Stored dataset items:

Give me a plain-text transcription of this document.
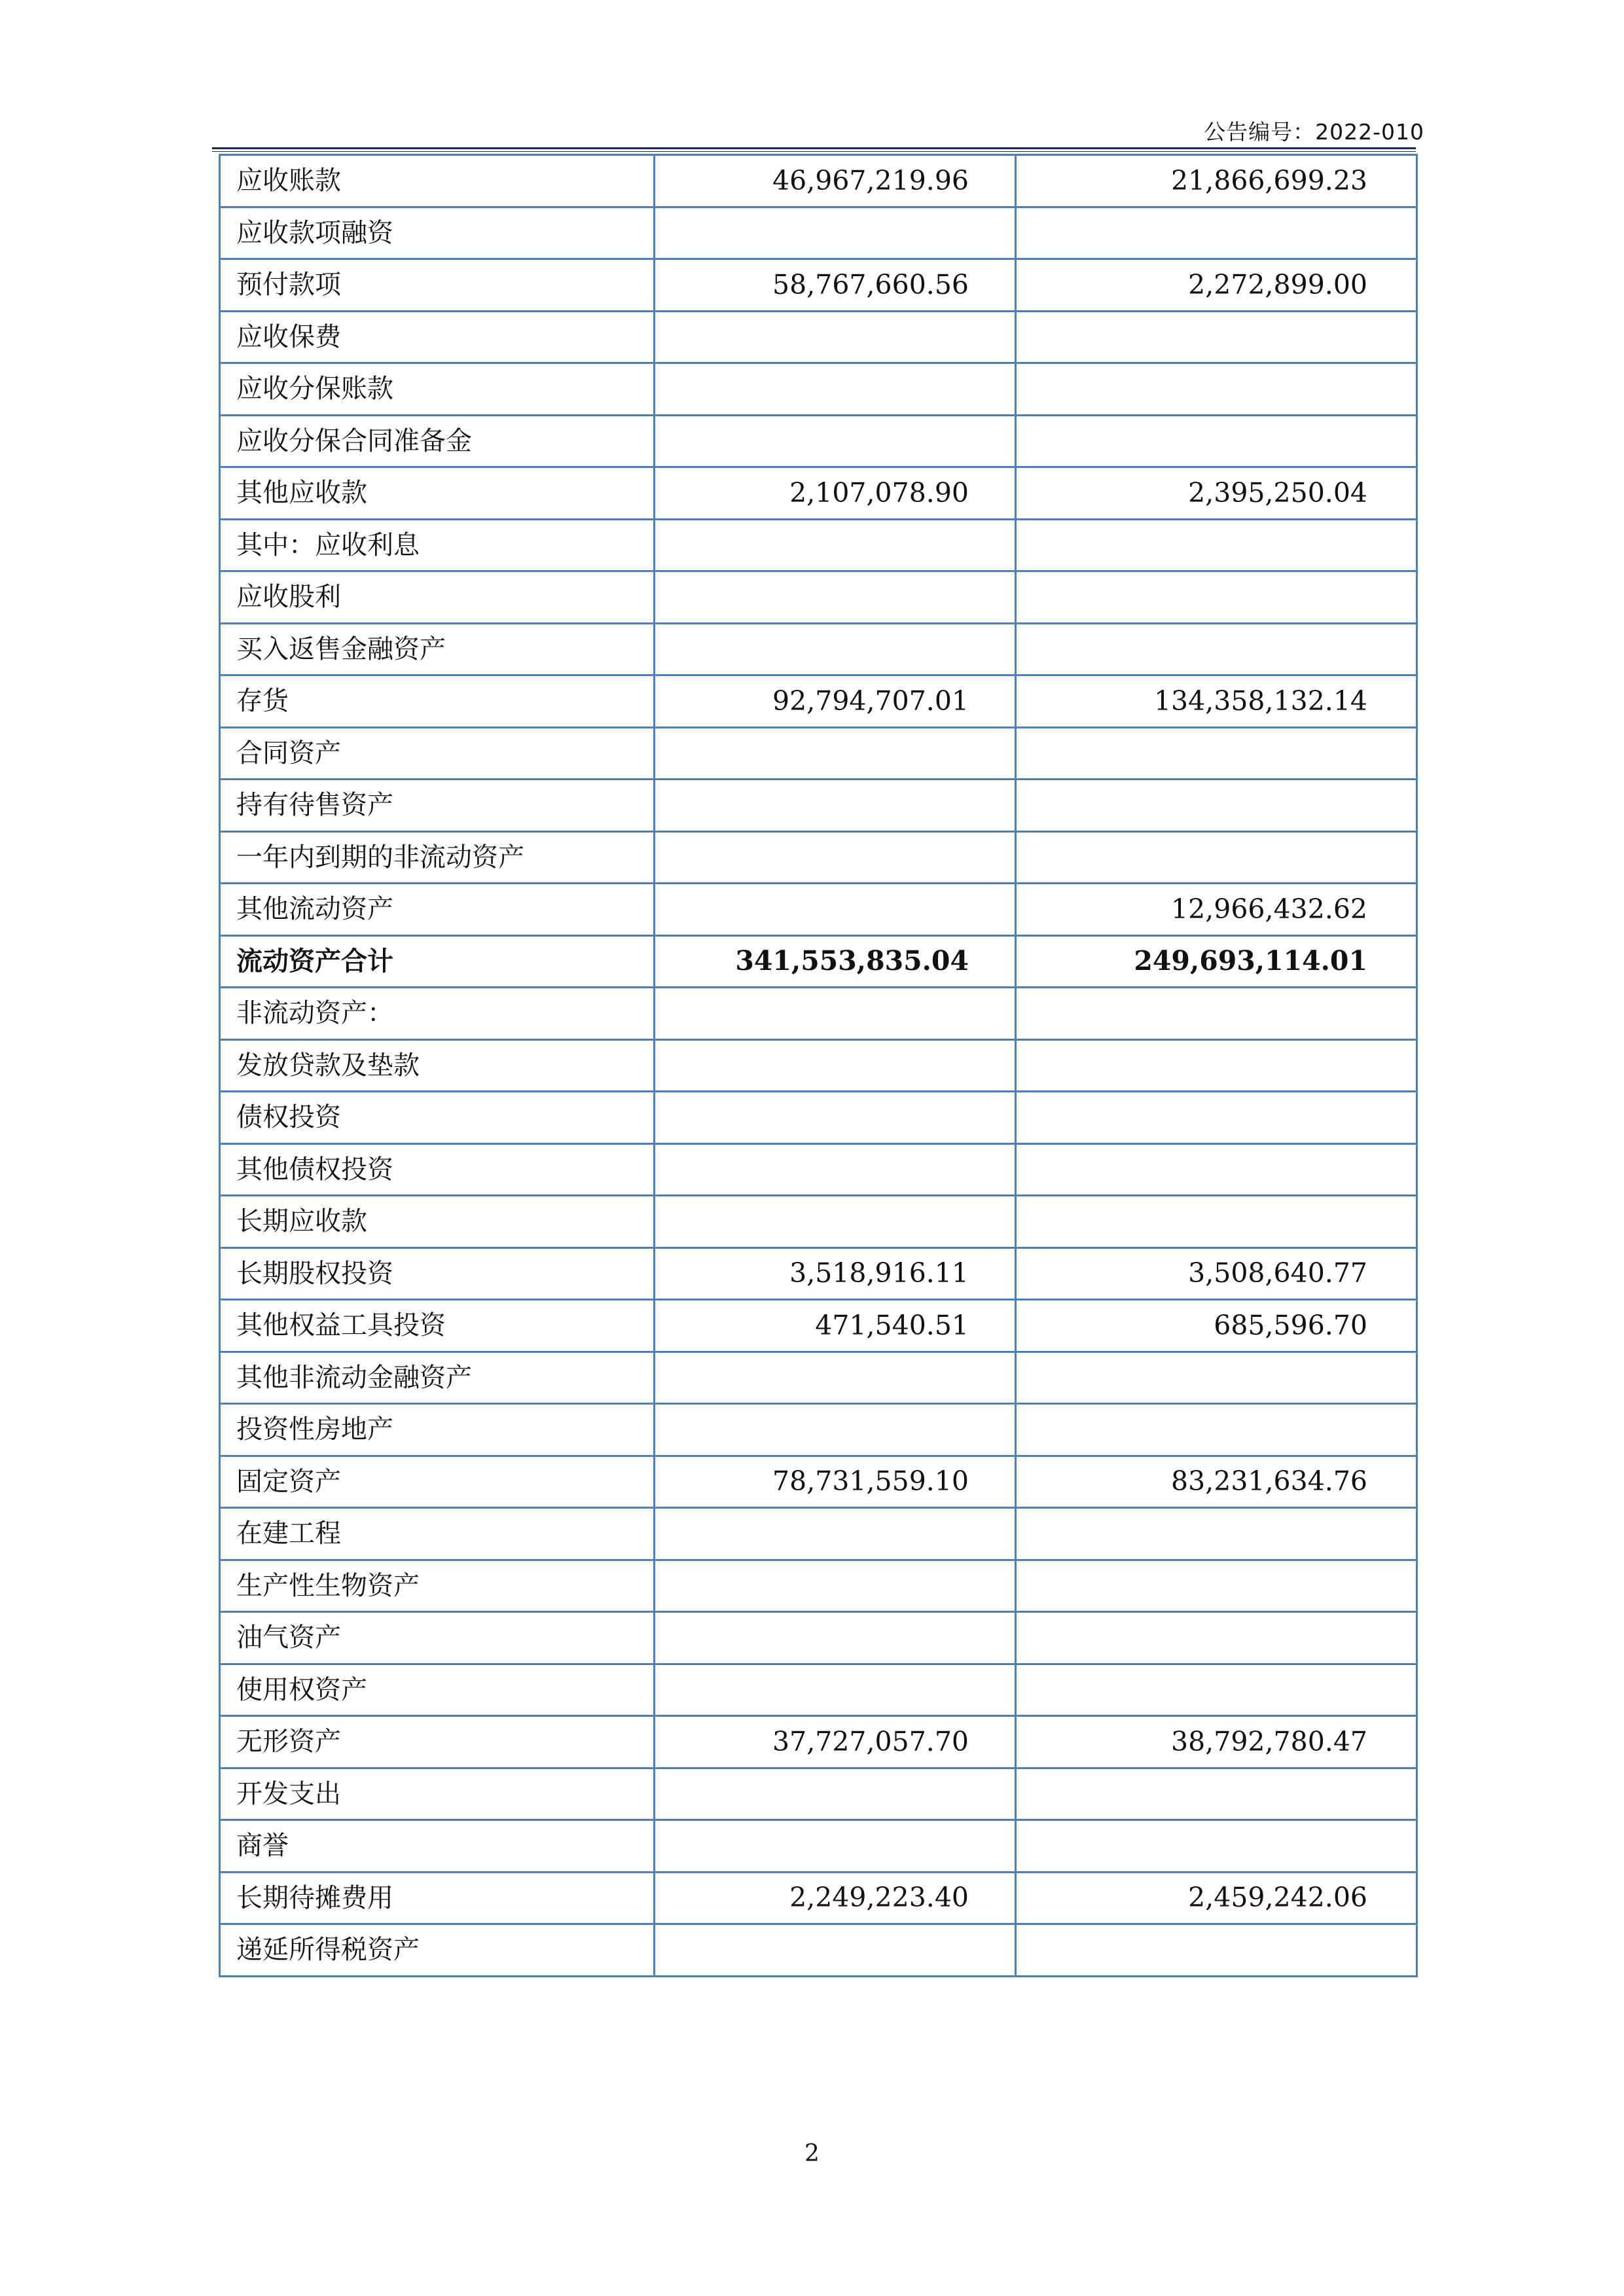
公告编号：2022-010
应收账款	46,967,219.96	21,866,699.23
应收款项融资		
预付款项	58,767,660.56	2,272,899.00
应收保费		
应收分保账款		
应收分保合同准备金		
其他应收款	2,107,078.90	2,395,250.04
其中：应收利息		
应收股利		
买入返售金融资产		
存货	92,794,707.01	134,358,132.14
合同资产		
持有待售资产		
一年内到期的非流动资产		
其他流动资产		12,966,432.62
流动资产合计	341,553,835.04	249,693,114.01
非流动资产：		
发放贷款及垫款		
债权投资		
其他债权投资		
长期应收款		
长期股权投资	3,518,916.11	3,508,640.77
其他权益工具投资	471,540.51	685,596.70
其他非流动金融资产		
投资性房地产		
固定资产	78,731,559.10	83,231,634.76
在建工程		
生产性生物资产		
油气资产		
使用权资产		
无形资产	37,727,057.70	38,792,780.47
开发支出		
商誉		
长期待摊费用	2,249,223.40	2,459,242.06
递延所得税资产		
2
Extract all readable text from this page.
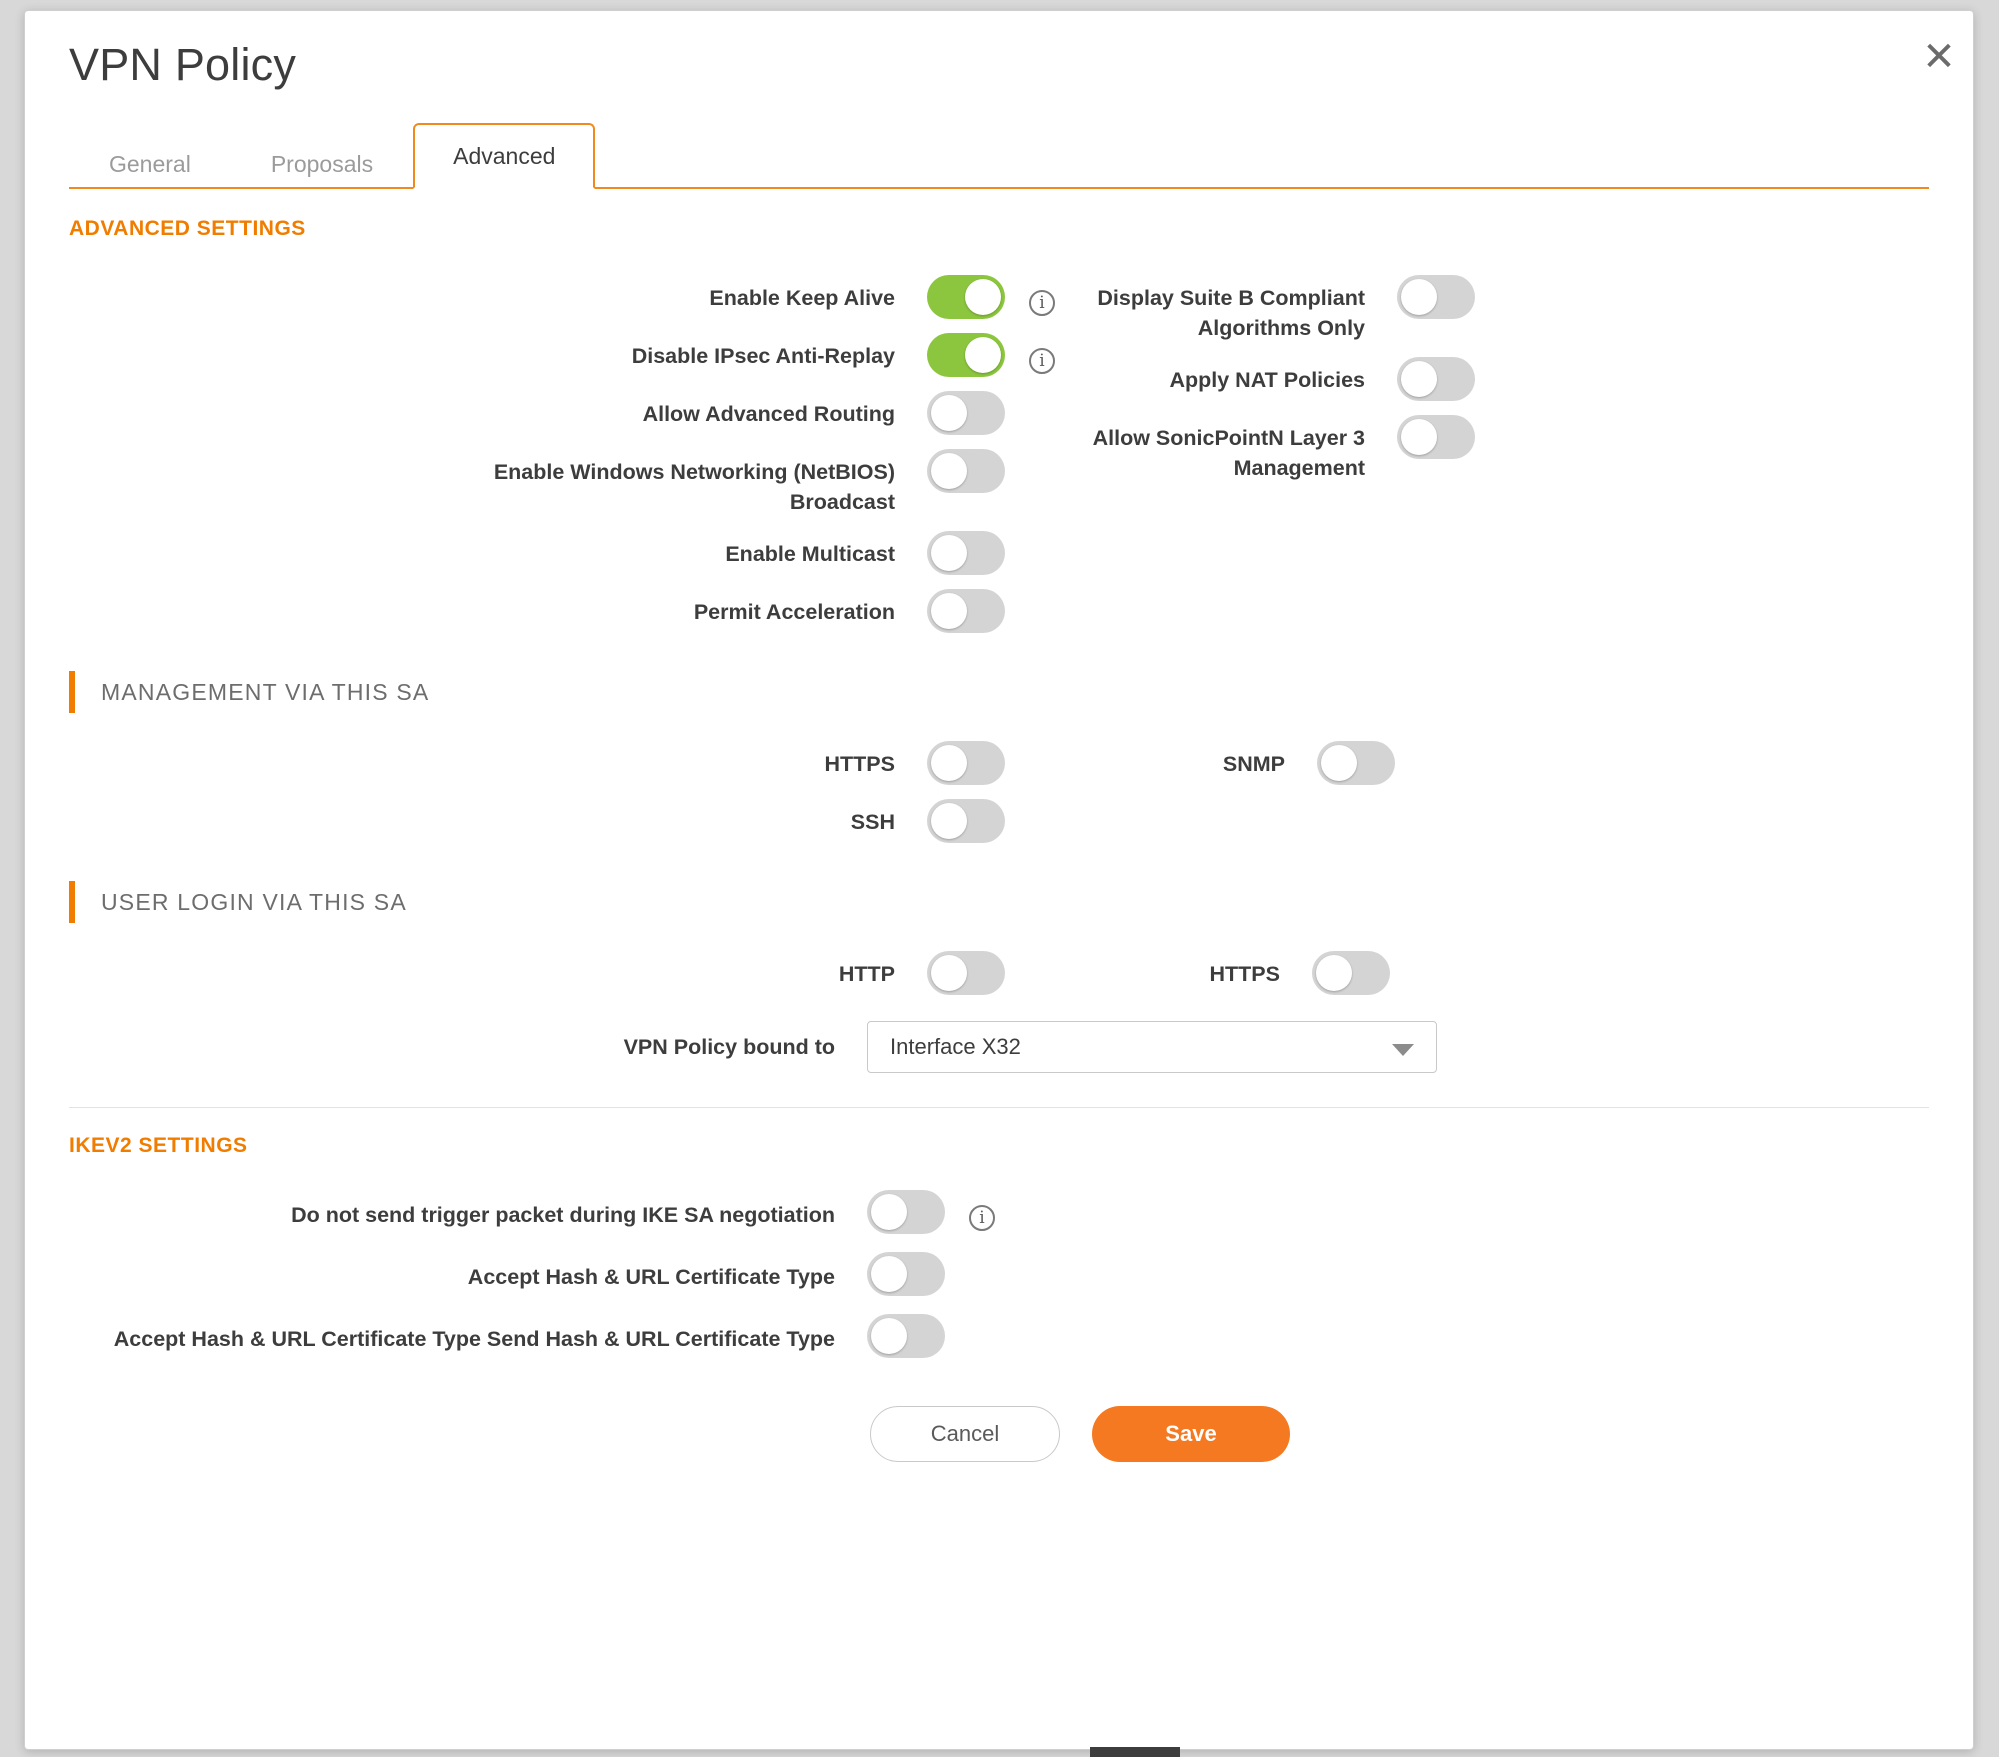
✕
VPN Policy
General	Proposals	Advanced
ADVANCED SETTINGS
Enable Keep Alive	i
Disable IPsec Anti-Replay	i
Allow Advanced Routing
Enable Windows Networking (NetBIOS) Broadcast
Enable Multicast
Permit Acceleration
Display Suite B Compliant Algorithms Only
Apply NAT Policies
Allow SonicPointN Layer 3 Management
MANAGEMENT VIA THIS SA
HTTPS	SNMP
SSH
USER LOGIN VIA THIS SA
HTTP	HTTPS
VPN Policy bound to	Interface X32
IKEV2 SETTINGS
Do not send trigger packet during IKE SA negotiation	i
Accept Hash & URL Certificate Type
Accept Hash & URL Certificate Type Send Hash & URL Certificate Type
Cancel	Save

» Given request
Transcribe every record above exactly as written, leaving out any pictures.

» The completed task
Give me a plain-text transcription of this document.
公告编号：2022-010
应收账款	46,967,219.96	21,866,699.23
应收款项融资		
预付款项	58,767,660.56	2,272,899.00
应收保费		
应收分保账款		
应收分保合同准备金		
其他应收款	2,107,078.90	2,395,250.04
其中：应收利息		
应收股利		
买入返售金融资产		
存货	92,794,707.01	134,358,132.14
合同资产		
持有待售资产		
一年内到期的非流动资产		
其他流动资产		12,966,432.62
流动资产合计	341,553,835.04	249,693,114.01
非流动资产：		
发放贷款及垫款		
债权投资		
其他债权投资		
长期应收款		
长期股权投资	3,518,916.11	3,508,640.77
其他权益工具投资	471,540.51	685,596.70
其他非流动金融资产		
投资性房地产		
固定资产	78,731,559.10	83,231,634.76
在建工程		
生产性生物资产		
油气资产		
使用权资产		
无形资产	37,727,057.70	38,792,780.47
开发支出		
商誉		
长期待摊费用	2,249,223.40	2,459,242.06
递延所得税资产		
2
Extract all readable text from this page.
✕
VPN Policy
General	Proposals	Advanced
ADVANCED SETTINGS
Enable Keep Alive	i
Disable IPsec Anti-Replay	i
Allow Advanced Routing
Enable Windows Networking (NetBIOS) Broadcast
Enable Multicast
Permit Acceleration
Display Suite B Compliant Algorithms Only
Apply NAT Policies
Allow SonicPointN Layer 3 Management
MANAGEMENT VIA THIS SA
HTTPS	SNMP
SSH
USER LOGIN VIA THIS SA
HTTP	HTTPS
VPN Policy bound to	Interface X32
IKEV2 SETTINGS
Do not send trigger packet during IKE SA negotiation	i
Accept Hash & URL Certificate Type
Accept Hash & URL Certificate Type Send Hash & URL Certificate Type
Cancel	Save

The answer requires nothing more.